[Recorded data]
# # #
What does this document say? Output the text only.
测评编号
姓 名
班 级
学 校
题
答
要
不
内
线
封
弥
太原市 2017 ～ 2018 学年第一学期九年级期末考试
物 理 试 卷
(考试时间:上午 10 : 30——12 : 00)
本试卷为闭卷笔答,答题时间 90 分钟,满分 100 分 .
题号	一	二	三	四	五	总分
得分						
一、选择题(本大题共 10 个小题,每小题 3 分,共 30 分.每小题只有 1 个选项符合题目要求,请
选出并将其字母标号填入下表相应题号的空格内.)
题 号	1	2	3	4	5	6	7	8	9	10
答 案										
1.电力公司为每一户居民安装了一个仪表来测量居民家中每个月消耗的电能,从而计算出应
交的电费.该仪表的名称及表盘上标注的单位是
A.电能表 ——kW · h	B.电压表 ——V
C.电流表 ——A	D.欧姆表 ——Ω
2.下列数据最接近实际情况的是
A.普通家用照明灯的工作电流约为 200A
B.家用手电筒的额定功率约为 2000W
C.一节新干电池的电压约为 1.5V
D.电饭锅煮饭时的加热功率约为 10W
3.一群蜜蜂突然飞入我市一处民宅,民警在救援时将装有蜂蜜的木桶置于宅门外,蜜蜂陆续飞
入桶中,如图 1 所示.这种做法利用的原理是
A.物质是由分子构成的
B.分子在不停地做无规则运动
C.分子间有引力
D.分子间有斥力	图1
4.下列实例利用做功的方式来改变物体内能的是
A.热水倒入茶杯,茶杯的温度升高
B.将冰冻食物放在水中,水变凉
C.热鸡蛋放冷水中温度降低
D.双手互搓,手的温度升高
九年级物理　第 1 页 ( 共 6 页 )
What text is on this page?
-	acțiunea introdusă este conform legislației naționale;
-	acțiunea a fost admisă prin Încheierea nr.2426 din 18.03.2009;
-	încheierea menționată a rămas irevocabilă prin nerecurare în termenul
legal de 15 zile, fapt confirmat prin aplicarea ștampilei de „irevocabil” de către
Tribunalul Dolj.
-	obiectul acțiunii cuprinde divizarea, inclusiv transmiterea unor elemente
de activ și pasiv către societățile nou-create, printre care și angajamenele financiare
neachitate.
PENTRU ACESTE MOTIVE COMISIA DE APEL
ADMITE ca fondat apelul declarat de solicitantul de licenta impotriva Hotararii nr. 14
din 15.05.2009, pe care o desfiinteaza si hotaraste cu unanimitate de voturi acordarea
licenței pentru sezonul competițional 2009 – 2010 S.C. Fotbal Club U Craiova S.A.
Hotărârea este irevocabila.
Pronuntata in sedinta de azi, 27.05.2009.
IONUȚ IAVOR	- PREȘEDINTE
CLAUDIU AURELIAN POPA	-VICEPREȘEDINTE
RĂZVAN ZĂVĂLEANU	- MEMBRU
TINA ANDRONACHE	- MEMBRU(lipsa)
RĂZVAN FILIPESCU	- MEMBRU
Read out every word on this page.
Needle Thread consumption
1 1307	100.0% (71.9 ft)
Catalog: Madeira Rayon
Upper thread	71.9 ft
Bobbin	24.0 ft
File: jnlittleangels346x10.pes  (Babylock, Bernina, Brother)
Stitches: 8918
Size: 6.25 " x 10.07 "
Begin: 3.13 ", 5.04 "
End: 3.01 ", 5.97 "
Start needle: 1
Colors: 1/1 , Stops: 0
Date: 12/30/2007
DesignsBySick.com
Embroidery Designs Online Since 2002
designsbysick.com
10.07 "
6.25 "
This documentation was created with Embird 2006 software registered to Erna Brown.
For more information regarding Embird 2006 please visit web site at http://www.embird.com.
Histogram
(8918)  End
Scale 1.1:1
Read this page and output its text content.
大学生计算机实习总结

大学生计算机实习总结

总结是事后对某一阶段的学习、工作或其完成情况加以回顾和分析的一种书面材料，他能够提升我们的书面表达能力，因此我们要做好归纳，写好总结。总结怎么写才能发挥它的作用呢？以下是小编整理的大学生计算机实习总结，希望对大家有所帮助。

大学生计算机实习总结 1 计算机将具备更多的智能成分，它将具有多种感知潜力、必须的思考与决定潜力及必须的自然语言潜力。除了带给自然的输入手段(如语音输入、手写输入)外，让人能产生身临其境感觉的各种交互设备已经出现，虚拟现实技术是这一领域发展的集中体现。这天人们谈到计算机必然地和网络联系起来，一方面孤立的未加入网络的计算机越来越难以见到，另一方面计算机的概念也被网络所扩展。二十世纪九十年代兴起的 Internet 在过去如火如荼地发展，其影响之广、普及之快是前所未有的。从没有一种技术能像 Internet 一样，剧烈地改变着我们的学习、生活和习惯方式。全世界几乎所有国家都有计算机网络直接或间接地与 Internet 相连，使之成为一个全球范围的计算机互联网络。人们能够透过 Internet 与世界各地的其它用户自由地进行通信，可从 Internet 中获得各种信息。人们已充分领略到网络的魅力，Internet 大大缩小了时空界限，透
# # #
Exactly as they are written, print the entries again.

#### [Solved problem]
What does this document say? Output the text only.
测评编号
姓 名
班 级
学 校
题
答
要
不
内
线
封
弥
太原市 2017 ～ 2018 学年第一学期九年级期末考试
物 理 试 卷
(考试时间:上午 10 : 30——12 : 00)
本试卷为闭卷笔答,答题时间 90 分钟,满分 100 分 .
题号	一	二	三	四	五	总分
得分						
一、选择题(本大题共 10 个小题,每小题 3 分,共 30 分.每小题只有 1 个选项符合题目要求,请
选出并将其字母标号填入下表相应题号的空格内.)
题 号	1	2	3	4	5	6	7	8	9	10
答 案										
1.电力公司为每一户居民安装了一个仪表来测量居民家中每个月消耗的电能,从而计算出应
交的电费.该仪表的名称及表盘上标注的单位是
A.电能表 ——kW · h	B.电压表 ——V
C.电流表 ——A	D.欧姆表 ——Ω
2.下列数据最接近实际情况的是
A.普通家用照明灯的工作电流约为 200A
B.家用手电筒的额定功率约为 2000W
C.一节新干电池的电压约为 1.5V
D.电饭锅煮饭时的加热功率约为 10W
3.一群蜜蜂突然飞入我市一处民宅,民警在救援时将装有蜂蜜的木桶置于宅门外,蜜蜂陆续飞
入桶中,如图 1 所示.这种做法利用的原理是
A.物质是由分子构成的
B.分子在不停地做无规则运动
C.分子间有引力
D.分子间有斥力	图1
4.下列实例利用做功的方式来改变物体内能的是
A.热水倒入茶杯,茶杯的温度升高
B.将冰冻食物放在水中,水变凉
C.热鸡蛋放冷水中温度降低
D.双手互搓,手的温度升高
九年级物理　第 1 页 ( 共 6 页 )
What text is on this page?
-	acțiunea introdusă este conform legislației naționale;
-	acțiunea a fost admisă prin Încheierea nr.2426 din 18.03.2009;
-	încheierea menționată a rămas irevocabilă prin nerecurare în termenul
legal de 15 zile, fapt confirmat prin aplicarea ștampilei de „irevocabil” de către
Tribunalul Dolj.
-	obiectul acțiunii cuprinde divizarea, inclusiv transmiterea unor elemente
de activ și pasiv către societățile nou-create, printre care și angajamenele financiare
neachitate.
PENTRU ACESTE MOTIVE COMISIA DE APEL
ADMITE ca fondat apelul declarat de solicitantul de licenta impotriva Hotararii nr. 14
din 15.05.2009, pe care o desfiinteaza si hotaraste cu unanimitate de voturi acordarea
licenței pentru sezonul competițional 2009 – 2010 S.C. Fotbal Club U Craiova S.A.
Hotărârea este irevocabila.
Pronuntata in sedinta de azi, 27.05.2009.
IONUȚ IAVOR	- PREȘEDINTE
CLAUDIU AURELIAN POPA	-VICEPREȘEDINTE
RĂZVAN ZĂVĂLEANU	- MEMBRU
TINA ANDRONACHE	- MEMBRU(lipsa)
RĂZVAN FILIPESCU	- MEMBRU
Read out every word on this page.
Needle Thread consumption
1 1307	100.0% (71.9 ft)
Catalog: Madeira Rayon
Upper thread	71.9 ft
Bobbin	24.0 ft
File: jnlittleangels346x10.pes  (Babylock, Bernina, Brother)
Stitches: 8918
Size: 6.25 " x 10.07 "
Begin: 3.13 ", 5.04 "
End: 3.01 ", 5.97 "
Start needle: 1
Colors: 1/1 , Stops: 0
Date: 12/30/2007
DesignsBySick.com
Embroidery Designs Online Since 2002
designsbysick.com
10.07 "
6.25 "
This documentation was created with Embird 2006 software registered to Erna Brown.
For more information regarding Embird 2006 please visit web site at http://www.embird.com.
Histogram
(8918)  End
Scale 1.1:1
Read this page and output its text content.
大学生计算机实习总结

大学生计算机实习总结

总结是事后对某一阶段的学习、工作或其完成情况加以回顾和分析的一种书面材料，他能够提升我们的书面表达能力，因此我们要做好归纳，写好总结。总结怎么写才能发挥它的作用呢？以下是小编整理的大学生计算机实习总结，希望对大家有所帮助。

大学生计算机实习总结 1 计算机将具备更多的智能成分，它将具有多种感知潜力、必须的思考与决定潜力及必须的自然语言潜力。除了带给自然的输入手段(如语音输入、手写输入)外，让人能产生身临其境感觉的各种交互设备已经出现，虚拟现实技术是这一领域发展的集中体现。这天人们谈到计算机必然地和网络联系起来，一方面孤立的未加入网络的计算机越来越难以见到，另一方面计算机的概念也被网络所扩展。二十世纪九十年代兴起的 Internet 在过去如火如荼地发展，其影响之广、普及之快是前所未有的。从没有一种技术能像 Internet 一样，剧烈地改变着我们的学习、生活和习惯方式。全世界几乎所有国家都有计算机网络直接或间接地与 Internet 相连，使之成为一个全球范围的计算机互联网络。人们能够透过 Internet 与世界各地的其它用户自由地进行通信，可从 Internet 中获得各种信息。人们已充分领略到网络的魅力，Internet 大大缩小了时空界限，透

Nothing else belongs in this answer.